**Brief 1:** Name every proper place name that appears in the passage on hiragana and katakana place names.

**Passage provided:**
★ ★ ★ ★ ★ ★ ★
= Hiragana and katakana place names =

Japanese municipalities whose names are not written in kanji

There are a small number of municipalities in Japan whose names are written in hiragana or katakana, together known as kana, rather than kanji as is traditional for Japanese place names. Many city names written in kana have kanji equivalents that are either phonetic manyōgana, or whose kanji are outside of the jōyō kanji. Others, such as Tsukuba in Ibaraki Prefecture, are taken from localities or landmarks whose names continue to be written in kanji. Another cause is the merger of multiple cities, one of which had the original kanji — in such cases, the hiragana place name is used to create a new identity for the merged city, distinct from the constituent city with the same kanji name.
★ ★ ★ ★ ★ ★ ★
Labeled region entries:
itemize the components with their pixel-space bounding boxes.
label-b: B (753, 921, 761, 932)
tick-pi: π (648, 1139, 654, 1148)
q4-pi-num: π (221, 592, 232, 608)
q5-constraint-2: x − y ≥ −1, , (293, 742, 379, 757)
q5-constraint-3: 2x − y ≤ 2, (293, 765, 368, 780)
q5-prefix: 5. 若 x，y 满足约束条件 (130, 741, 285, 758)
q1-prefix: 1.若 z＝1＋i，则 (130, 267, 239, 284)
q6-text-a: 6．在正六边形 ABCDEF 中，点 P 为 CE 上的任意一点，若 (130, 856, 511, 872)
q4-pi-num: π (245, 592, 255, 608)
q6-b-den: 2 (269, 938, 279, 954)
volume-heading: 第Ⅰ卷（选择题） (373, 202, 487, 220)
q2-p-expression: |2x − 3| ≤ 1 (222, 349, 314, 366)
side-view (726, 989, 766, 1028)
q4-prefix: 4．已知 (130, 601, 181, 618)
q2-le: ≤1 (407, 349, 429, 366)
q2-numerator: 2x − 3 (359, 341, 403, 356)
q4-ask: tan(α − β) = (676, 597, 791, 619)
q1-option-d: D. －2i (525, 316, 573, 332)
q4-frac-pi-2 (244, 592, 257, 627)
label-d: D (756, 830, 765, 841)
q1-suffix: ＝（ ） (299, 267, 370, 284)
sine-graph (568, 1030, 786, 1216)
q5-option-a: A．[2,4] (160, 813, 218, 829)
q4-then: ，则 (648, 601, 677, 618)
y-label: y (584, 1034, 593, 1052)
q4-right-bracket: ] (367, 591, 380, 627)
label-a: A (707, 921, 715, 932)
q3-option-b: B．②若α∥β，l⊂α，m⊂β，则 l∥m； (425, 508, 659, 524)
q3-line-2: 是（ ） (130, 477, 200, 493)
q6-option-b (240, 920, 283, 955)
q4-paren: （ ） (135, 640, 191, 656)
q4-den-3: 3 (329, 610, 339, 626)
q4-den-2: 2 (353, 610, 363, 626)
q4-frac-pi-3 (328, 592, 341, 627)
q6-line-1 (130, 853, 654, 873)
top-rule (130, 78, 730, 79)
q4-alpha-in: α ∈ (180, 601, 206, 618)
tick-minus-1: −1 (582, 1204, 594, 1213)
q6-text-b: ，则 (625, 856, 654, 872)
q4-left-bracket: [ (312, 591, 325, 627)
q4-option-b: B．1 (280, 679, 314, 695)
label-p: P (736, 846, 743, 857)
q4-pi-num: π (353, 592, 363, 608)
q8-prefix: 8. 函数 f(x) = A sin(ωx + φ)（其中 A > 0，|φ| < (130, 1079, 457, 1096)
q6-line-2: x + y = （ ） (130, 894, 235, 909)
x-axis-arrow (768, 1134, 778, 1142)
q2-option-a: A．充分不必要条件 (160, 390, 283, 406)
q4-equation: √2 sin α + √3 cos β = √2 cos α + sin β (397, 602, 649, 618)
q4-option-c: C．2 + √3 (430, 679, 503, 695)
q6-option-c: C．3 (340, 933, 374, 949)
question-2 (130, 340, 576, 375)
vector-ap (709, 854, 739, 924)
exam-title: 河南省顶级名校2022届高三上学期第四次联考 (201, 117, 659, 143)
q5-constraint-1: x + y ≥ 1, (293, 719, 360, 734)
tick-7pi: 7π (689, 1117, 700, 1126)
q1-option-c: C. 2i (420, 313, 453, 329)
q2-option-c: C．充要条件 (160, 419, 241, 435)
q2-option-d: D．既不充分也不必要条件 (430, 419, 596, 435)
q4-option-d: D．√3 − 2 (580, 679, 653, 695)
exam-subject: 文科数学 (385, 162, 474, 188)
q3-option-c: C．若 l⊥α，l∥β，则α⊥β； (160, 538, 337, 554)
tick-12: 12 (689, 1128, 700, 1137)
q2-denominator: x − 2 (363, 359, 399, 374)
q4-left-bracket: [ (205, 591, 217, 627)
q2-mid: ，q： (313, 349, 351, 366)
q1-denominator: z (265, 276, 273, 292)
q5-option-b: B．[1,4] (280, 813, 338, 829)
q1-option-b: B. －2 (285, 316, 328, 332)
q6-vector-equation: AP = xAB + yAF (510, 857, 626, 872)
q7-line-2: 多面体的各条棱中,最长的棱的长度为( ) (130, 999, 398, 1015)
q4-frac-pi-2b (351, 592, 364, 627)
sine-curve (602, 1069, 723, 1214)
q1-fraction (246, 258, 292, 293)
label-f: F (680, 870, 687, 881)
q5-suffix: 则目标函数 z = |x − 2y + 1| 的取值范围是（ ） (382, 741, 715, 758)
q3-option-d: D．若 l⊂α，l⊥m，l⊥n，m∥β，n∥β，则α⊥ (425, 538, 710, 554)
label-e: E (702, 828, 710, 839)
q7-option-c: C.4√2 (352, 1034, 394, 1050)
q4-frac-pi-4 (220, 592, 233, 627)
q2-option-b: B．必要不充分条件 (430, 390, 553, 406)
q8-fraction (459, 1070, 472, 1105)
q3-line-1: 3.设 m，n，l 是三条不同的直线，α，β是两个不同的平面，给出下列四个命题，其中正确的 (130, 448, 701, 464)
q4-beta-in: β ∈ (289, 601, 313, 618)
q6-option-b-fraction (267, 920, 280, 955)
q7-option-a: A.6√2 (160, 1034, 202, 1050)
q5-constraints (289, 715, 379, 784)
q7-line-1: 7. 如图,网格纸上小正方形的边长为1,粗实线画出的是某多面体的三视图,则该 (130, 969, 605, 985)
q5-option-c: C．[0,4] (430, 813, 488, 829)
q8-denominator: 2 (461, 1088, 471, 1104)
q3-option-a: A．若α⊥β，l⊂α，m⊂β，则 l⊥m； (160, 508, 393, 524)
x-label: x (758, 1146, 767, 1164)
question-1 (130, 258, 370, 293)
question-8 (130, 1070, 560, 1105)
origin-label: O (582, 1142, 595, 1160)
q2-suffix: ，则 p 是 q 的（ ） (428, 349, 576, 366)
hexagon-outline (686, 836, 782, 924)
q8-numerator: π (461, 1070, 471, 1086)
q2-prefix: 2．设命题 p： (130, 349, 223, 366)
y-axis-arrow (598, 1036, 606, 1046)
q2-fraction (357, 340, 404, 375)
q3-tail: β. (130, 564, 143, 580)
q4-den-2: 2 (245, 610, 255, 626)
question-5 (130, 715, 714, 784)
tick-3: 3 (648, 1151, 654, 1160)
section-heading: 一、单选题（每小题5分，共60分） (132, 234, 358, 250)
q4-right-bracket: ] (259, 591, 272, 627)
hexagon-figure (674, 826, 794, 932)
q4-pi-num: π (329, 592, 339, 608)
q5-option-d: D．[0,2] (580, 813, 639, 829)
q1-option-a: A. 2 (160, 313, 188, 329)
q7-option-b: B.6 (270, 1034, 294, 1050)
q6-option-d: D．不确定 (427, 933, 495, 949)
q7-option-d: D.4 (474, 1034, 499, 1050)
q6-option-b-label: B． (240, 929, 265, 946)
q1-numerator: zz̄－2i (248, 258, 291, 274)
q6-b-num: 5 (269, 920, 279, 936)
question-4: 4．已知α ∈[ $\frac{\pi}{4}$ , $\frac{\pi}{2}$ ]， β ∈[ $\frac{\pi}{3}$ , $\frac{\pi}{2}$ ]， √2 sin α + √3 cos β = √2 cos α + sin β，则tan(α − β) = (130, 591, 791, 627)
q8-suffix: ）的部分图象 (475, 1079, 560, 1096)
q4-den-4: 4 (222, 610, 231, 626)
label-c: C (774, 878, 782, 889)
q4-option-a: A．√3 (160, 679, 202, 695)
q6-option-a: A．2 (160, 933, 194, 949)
★ ★ ★ ★ ★ ★ ★
**Brief 2:** Reproduce the labeled region entries listing verbatim. Begin at its first line and stop after the line containing "q1-prefix: 1.若 z＝1＋i，则 (130, 267, 239, 284)".

**Result 1:** Japan, Tsukuba, Ibaraki Prefecture

**Result 2:**
itemize the components with their pixel-space bounding boxes.
label-b: B (753, 921, 761, 932)
tick-pi: π (648, 1139, 654, 1148)
q4-pi-num: π (221, 592, 232, 608)
q5-constraint-2: x − y ≥ −1, , (293, 742, 379, 757)
q5-constraint-3: 2x − y ≤ 2, (293, 765, 368, 780)
q5-prefix: 5. 若 x，y 满足约束条件 (130, 741, 285, 758)
q1-prefix: 1.若 z＝1＋i，则 (130, 267, 239, 284)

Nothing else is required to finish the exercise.